• **THE TASK**: Only lines holding the string "related" are wanted; copy each one from the material.

Stored entries
—————

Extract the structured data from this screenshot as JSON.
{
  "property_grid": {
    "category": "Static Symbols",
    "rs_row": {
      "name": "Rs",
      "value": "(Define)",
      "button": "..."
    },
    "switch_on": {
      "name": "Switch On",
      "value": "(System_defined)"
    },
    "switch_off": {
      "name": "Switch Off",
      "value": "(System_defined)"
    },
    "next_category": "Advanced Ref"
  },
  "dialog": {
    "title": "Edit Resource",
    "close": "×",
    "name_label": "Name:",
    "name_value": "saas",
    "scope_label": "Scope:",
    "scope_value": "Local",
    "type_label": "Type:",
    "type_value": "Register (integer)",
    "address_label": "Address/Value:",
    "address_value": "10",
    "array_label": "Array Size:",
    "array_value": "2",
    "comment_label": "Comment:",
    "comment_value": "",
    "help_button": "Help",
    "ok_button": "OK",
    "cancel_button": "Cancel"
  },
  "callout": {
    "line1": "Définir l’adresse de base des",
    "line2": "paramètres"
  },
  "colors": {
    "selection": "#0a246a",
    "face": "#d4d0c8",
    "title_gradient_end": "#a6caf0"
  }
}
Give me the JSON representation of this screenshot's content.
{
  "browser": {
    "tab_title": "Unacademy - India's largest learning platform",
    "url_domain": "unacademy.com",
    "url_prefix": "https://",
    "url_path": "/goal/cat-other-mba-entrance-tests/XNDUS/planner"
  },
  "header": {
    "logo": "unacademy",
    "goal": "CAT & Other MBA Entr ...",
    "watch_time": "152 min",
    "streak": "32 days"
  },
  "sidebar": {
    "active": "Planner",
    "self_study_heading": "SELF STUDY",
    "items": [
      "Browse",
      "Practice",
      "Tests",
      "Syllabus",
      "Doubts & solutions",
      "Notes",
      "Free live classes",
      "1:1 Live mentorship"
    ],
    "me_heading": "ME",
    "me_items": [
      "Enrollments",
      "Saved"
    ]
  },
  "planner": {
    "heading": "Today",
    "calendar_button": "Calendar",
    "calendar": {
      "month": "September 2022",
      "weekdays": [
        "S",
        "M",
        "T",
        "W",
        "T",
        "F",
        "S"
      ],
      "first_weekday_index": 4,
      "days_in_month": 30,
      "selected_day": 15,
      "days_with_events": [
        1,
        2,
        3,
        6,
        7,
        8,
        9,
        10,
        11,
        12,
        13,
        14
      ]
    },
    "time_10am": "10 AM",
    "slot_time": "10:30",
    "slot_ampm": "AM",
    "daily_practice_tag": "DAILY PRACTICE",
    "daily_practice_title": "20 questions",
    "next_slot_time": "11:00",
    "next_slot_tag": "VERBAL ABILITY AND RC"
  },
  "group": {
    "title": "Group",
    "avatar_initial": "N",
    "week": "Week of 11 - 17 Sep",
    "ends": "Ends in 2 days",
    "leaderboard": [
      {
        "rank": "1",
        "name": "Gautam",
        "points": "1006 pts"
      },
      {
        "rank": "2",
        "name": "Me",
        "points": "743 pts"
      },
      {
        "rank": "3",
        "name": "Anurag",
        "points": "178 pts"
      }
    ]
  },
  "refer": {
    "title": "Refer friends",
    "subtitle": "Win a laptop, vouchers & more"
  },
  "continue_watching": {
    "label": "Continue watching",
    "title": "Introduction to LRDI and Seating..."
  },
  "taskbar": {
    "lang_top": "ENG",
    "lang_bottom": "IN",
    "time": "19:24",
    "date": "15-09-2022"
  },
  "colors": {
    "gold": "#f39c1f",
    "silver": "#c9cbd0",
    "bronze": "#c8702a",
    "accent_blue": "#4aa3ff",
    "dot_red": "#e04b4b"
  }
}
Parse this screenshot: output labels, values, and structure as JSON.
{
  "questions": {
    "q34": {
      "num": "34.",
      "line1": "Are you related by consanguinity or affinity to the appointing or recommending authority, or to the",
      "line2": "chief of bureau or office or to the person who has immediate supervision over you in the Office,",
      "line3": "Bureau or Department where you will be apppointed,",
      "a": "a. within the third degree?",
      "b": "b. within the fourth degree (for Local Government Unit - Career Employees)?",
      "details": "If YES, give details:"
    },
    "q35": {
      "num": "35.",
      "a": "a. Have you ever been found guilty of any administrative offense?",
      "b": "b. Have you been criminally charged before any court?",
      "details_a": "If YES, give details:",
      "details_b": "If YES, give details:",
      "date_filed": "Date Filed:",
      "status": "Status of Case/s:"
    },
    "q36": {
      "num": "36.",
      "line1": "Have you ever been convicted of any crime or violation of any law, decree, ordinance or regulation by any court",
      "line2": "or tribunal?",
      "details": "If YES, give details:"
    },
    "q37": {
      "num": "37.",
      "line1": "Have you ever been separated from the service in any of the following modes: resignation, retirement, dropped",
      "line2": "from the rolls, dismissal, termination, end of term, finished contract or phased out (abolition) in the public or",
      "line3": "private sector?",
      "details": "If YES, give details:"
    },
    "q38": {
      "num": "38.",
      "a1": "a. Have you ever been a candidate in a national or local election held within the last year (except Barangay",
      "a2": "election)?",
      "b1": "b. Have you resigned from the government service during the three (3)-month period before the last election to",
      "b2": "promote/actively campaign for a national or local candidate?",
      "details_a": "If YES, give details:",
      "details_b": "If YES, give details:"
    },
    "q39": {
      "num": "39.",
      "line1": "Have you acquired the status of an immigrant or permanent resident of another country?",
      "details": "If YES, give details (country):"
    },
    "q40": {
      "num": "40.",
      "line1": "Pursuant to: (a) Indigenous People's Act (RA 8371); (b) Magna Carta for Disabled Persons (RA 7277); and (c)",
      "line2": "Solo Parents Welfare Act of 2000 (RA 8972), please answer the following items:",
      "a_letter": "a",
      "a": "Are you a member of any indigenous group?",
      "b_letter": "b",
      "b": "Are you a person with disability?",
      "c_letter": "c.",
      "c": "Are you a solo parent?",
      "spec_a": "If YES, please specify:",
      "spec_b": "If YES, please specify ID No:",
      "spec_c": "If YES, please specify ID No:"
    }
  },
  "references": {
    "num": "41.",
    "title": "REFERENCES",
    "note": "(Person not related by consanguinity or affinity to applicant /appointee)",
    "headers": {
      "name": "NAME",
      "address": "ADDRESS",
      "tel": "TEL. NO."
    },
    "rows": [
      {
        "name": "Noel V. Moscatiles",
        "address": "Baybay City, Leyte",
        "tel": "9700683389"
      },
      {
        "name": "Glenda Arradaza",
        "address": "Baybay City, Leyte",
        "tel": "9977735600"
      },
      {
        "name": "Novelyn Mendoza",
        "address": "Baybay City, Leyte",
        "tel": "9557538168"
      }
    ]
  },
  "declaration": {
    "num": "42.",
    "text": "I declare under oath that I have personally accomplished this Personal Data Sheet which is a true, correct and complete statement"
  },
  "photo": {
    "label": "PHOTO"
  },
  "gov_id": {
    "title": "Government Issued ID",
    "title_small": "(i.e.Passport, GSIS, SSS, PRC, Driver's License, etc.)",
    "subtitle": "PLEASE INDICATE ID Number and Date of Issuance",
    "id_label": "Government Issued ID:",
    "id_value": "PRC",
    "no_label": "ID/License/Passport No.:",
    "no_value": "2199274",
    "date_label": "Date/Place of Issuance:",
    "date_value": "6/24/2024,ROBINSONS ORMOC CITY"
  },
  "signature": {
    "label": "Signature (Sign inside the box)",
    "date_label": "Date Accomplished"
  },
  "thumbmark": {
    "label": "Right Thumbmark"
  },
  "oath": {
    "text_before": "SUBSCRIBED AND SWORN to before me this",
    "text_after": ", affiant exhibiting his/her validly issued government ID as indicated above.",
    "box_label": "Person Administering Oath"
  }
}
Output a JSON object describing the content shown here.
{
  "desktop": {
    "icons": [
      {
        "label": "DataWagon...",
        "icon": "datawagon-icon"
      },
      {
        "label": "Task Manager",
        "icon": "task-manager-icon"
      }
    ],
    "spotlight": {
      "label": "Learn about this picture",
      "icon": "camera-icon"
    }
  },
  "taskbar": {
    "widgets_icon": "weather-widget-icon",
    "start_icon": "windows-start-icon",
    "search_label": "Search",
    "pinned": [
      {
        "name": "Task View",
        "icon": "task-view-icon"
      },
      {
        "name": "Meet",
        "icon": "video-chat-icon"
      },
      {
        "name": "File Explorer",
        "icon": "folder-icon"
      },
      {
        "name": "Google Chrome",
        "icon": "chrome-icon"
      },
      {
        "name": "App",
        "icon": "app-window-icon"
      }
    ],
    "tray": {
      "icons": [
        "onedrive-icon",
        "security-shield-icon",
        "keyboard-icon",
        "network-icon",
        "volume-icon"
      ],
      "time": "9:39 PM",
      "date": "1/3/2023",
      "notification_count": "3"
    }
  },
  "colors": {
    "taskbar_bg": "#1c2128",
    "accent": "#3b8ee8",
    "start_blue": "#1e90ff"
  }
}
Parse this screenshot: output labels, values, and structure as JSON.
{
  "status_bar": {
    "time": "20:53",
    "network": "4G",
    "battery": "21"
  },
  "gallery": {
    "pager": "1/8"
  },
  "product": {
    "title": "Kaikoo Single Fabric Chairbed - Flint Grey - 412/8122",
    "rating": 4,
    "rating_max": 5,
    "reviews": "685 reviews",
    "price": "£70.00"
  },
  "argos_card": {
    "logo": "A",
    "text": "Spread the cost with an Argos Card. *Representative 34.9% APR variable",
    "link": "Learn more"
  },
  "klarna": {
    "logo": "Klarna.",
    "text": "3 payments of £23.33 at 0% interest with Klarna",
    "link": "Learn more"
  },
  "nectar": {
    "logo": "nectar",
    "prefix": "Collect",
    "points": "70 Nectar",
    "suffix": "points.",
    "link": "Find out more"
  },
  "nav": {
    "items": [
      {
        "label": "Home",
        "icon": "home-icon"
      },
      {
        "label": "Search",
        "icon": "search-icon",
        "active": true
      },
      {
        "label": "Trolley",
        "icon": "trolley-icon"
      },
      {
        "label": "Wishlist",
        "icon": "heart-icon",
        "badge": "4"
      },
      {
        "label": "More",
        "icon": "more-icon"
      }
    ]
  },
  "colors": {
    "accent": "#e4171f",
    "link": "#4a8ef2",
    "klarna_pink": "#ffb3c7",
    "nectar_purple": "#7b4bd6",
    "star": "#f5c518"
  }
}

—————

• **FINISHED EXERCISE**:
      "line1": "Are you related by consanguinity or affinity to the appointing or recommending authority, or to the",
    "note": "(Person not related by consanguinity or affinity to applicant /appointee)",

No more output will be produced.